> _EXERCISE DESCRIPTION_: Copy each line below in which the string "send" occurs.

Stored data
<<<<

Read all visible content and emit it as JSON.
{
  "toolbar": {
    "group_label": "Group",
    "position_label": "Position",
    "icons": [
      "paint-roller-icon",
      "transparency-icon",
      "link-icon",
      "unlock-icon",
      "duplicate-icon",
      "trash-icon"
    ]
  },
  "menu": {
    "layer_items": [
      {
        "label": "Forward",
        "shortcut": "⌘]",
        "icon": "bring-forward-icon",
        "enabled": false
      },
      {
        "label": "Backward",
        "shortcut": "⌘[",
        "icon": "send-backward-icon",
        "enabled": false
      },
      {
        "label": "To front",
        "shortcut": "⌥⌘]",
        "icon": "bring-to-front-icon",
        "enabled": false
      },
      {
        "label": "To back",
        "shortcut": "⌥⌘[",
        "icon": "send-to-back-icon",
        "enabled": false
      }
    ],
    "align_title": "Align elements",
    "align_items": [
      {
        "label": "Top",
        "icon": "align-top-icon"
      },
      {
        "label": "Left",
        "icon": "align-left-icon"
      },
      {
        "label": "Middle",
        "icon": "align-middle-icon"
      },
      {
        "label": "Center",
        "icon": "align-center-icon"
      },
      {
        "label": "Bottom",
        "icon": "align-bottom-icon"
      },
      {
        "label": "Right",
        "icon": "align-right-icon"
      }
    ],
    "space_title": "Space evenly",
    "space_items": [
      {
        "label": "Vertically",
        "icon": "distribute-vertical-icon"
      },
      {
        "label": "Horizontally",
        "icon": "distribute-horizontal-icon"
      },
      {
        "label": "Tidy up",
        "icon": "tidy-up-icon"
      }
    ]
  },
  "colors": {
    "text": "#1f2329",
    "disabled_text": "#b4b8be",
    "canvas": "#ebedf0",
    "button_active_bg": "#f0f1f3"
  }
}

>>>>

> _SOLUTION TO THE PROBLEM_:
        "icon": "send-backward-icon",
        "icon": "send-to-back-icon",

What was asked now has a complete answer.